**Provided data**
━━━━━━

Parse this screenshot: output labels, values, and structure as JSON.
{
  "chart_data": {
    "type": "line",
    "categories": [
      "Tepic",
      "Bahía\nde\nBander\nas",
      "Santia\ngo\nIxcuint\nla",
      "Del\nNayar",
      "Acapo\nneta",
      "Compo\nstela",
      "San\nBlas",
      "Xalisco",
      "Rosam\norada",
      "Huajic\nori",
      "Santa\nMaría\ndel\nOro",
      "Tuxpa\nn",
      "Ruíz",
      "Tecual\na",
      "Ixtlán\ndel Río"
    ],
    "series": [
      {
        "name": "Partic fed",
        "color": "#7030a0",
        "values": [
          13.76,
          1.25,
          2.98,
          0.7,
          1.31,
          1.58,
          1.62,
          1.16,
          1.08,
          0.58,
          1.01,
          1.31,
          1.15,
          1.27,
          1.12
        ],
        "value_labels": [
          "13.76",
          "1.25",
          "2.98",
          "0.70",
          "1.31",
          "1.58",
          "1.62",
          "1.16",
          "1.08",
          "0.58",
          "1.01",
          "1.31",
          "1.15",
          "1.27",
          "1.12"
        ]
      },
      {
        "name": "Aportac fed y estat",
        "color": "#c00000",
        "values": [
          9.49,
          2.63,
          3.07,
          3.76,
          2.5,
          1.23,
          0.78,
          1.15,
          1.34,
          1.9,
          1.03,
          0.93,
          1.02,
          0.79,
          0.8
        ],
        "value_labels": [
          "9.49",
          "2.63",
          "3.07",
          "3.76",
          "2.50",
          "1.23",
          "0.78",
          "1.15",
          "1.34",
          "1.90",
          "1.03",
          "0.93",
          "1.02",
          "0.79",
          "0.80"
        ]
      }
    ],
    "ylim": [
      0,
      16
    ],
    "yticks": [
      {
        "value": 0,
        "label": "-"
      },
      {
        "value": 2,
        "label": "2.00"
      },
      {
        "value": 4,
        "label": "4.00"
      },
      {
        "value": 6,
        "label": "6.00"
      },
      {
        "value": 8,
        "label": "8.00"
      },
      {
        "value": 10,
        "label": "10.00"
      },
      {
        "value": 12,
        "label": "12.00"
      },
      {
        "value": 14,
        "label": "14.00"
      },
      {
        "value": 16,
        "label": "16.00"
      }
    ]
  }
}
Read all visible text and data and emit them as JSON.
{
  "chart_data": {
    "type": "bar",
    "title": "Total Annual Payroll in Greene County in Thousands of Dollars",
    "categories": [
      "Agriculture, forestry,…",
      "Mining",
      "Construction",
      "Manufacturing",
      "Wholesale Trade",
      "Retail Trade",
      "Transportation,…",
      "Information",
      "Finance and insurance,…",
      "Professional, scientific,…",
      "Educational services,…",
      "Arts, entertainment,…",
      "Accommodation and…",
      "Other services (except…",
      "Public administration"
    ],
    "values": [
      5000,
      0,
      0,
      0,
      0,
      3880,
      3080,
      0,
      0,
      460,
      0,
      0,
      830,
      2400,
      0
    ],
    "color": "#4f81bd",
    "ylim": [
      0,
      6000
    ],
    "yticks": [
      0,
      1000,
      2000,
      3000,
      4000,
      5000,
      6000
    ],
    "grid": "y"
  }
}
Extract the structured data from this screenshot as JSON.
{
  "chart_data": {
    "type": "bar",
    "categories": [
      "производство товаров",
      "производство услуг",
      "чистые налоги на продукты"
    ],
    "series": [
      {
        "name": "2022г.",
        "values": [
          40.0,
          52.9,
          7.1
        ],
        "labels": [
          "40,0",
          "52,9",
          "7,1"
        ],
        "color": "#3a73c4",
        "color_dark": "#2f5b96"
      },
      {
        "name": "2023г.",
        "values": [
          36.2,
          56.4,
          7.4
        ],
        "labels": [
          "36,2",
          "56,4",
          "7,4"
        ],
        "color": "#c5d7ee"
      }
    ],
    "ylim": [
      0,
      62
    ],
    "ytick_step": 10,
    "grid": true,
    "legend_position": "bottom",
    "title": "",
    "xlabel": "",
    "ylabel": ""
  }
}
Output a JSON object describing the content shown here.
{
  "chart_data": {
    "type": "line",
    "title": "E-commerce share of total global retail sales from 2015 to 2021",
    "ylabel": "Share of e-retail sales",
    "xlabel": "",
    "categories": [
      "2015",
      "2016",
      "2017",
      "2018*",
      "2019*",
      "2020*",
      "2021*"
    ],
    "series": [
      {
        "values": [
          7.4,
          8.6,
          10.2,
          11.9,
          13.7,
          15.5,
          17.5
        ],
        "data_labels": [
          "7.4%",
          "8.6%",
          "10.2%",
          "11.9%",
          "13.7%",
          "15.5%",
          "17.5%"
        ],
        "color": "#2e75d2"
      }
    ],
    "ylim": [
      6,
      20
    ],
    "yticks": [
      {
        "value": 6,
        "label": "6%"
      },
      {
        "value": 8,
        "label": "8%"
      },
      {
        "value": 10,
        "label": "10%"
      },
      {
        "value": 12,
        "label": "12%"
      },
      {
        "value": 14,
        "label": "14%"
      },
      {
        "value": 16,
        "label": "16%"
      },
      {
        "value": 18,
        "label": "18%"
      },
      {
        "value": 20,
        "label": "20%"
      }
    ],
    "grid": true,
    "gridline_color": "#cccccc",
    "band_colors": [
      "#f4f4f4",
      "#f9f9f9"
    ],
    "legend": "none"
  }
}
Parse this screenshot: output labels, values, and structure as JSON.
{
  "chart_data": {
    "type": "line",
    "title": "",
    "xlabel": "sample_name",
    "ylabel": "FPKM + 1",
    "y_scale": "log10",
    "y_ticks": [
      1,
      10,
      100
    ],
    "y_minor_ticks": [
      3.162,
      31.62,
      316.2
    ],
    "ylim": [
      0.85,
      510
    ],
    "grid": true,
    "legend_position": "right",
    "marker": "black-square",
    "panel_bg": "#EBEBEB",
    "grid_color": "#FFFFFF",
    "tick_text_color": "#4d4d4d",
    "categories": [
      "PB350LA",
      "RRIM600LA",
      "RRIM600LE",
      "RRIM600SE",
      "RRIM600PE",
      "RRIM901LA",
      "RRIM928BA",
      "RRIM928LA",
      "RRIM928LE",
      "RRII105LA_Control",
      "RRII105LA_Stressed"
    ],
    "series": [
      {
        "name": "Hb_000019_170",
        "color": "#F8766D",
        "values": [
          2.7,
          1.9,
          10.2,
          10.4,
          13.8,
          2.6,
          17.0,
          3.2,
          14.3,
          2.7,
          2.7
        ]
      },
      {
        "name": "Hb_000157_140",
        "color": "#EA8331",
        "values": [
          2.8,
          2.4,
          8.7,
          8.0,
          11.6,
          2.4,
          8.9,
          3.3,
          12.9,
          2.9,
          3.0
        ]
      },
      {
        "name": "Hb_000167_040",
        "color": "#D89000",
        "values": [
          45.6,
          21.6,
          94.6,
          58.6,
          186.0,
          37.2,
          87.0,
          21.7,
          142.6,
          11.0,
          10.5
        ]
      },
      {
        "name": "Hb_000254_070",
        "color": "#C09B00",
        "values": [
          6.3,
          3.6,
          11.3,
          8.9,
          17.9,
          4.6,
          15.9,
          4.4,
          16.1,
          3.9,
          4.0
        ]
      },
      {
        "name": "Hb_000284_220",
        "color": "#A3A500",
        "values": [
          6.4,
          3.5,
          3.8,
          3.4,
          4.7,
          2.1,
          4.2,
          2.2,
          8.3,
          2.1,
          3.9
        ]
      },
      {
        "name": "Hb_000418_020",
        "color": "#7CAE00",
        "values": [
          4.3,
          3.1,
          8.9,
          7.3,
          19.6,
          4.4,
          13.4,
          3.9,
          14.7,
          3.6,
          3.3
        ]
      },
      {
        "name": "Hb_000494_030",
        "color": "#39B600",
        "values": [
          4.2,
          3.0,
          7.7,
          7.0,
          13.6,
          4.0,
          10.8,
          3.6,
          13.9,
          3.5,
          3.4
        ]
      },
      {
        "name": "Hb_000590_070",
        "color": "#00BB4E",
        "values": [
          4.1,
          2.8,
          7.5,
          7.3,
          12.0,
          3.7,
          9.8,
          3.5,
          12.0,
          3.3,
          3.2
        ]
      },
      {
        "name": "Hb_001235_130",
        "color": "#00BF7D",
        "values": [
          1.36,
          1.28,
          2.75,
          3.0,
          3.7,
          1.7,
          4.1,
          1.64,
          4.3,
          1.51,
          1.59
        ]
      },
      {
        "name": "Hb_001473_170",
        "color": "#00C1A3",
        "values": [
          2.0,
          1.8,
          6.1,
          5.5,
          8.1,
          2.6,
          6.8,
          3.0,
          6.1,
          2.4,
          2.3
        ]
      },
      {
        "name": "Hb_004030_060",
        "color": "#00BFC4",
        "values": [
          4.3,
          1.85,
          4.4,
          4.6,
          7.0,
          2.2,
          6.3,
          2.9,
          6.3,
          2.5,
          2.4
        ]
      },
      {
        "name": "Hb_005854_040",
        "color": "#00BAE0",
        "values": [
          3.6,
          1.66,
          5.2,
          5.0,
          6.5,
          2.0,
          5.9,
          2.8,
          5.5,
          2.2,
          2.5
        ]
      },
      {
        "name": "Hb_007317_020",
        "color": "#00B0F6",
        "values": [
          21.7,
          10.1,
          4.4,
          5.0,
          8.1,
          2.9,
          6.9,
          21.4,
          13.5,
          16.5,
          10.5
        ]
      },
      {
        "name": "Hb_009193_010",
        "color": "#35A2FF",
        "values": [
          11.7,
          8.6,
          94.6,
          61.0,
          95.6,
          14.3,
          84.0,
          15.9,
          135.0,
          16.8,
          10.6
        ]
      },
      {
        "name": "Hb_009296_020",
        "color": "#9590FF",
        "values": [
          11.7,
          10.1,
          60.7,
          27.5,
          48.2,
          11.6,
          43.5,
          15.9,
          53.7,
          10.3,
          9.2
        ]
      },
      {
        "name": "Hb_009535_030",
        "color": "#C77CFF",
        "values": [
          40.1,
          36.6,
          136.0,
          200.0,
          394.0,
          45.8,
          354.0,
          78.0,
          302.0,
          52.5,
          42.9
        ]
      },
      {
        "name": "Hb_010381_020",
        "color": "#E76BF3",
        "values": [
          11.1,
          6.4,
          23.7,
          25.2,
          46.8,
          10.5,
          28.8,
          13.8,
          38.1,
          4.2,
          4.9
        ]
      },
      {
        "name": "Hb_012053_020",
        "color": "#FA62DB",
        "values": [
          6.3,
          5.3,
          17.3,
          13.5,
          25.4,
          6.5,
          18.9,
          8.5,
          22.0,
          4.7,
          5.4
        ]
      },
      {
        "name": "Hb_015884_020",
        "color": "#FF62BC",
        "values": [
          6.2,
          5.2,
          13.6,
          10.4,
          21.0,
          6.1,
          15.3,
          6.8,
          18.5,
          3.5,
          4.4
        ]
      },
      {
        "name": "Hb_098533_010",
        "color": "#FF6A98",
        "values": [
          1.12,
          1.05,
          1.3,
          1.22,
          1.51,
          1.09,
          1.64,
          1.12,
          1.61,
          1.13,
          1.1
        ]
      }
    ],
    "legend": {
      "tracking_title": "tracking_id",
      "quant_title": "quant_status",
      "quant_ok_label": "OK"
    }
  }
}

━━━━━━

**Task brief**
Where a line in the entries holds the word "JSON", copy that line.

**Right answer**
Parse this screenshot: output labels, values, and structure as JSON.
Read all visible text and data and emit them as JSON.
Extract the structured data from this screenshot as JSON.
Output a JSON object describing the content shown here.
Parse this screenshot: output labels, values, and structure as JSON.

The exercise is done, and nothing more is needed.